===== DATASET ENTRIES
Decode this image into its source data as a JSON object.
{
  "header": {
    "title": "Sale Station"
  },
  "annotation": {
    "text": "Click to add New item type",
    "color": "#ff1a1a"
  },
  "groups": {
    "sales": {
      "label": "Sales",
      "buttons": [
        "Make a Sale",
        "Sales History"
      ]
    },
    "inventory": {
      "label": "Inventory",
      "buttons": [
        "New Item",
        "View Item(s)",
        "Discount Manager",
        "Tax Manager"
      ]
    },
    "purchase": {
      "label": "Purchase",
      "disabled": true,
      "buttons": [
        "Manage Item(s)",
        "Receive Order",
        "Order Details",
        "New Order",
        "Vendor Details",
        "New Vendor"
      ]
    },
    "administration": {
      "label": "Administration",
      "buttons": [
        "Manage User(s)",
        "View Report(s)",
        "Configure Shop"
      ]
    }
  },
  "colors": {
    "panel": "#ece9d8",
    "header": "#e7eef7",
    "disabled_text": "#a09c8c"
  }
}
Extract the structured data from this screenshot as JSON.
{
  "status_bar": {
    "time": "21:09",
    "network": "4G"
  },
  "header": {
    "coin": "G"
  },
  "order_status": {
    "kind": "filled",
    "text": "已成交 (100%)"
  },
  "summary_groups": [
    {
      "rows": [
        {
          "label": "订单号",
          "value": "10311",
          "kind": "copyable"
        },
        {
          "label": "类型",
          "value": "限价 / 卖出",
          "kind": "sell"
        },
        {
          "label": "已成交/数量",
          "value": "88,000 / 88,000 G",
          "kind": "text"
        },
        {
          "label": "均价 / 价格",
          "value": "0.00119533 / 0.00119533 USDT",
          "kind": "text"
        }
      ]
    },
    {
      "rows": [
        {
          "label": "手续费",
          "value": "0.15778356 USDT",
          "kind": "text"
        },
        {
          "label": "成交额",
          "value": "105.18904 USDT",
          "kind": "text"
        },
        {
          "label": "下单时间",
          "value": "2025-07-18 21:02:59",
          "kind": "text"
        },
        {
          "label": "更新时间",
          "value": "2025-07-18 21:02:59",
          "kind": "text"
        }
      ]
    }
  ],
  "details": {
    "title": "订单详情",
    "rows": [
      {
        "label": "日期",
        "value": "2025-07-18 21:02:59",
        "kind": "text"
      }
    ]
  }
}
==========
● **OBJECTIVE**:
All lines from the one that contains "Extract the structured" through the end of the material are to be quoted exactly, with both ends included.

● **RESPONSE TO THE EXERCISE**:
Extract the structured data from this screenshot as JSON.
{
  "status_bar": {
    "time": "21:09",
    "network": "4G"
  },
  "header": {
    "coin": "G"
  },
  "order_status": {
    "kind": "filled",
    "text": "已成交 (100%)"
  },
  "summary_groups": [
    {
      "rows": [
        {
          "label": "订单号",
          "value": "10311",
          "kind": "copyable"
        },
        {
          "label": "类型",
          "value": "限价 / 卖出",
          "kind": "sell"
        },
        {
          "label": "已成交/数量",
          "value": "88,000 / 88,000 G",
          "kind": "text"
        },
        {
          "label": "均价 / 价格",
          "value": "0.00119533 / 0.00119533 USDT",
          "kind": "text"
        }
      ]
    },
    {
      "rows": [
        {
          "label": "手续费",
          "value": "0.15778356 USDT",
          "kind": "text"
        },
        {
          "label": "成交额",
          "value": "105.18904 USDT",
          "kind": "text"
        },
        {
          "label": "下单时间",
          "value": "2025-07-18 21:02:59",
          "kind": "text"
        },
        {
          "label": "更新时间",
          "value": "2025-07-18 21:02:59",
          "kind": "text"
        }
      ]
    }
  ],
  "details": {
    "title": "订单详情",
    "rows": [
      {
        "label": "日期",
        "value": "2025-07-18 21:02:59",
        "kind": "text"
      }
    ]
  }
}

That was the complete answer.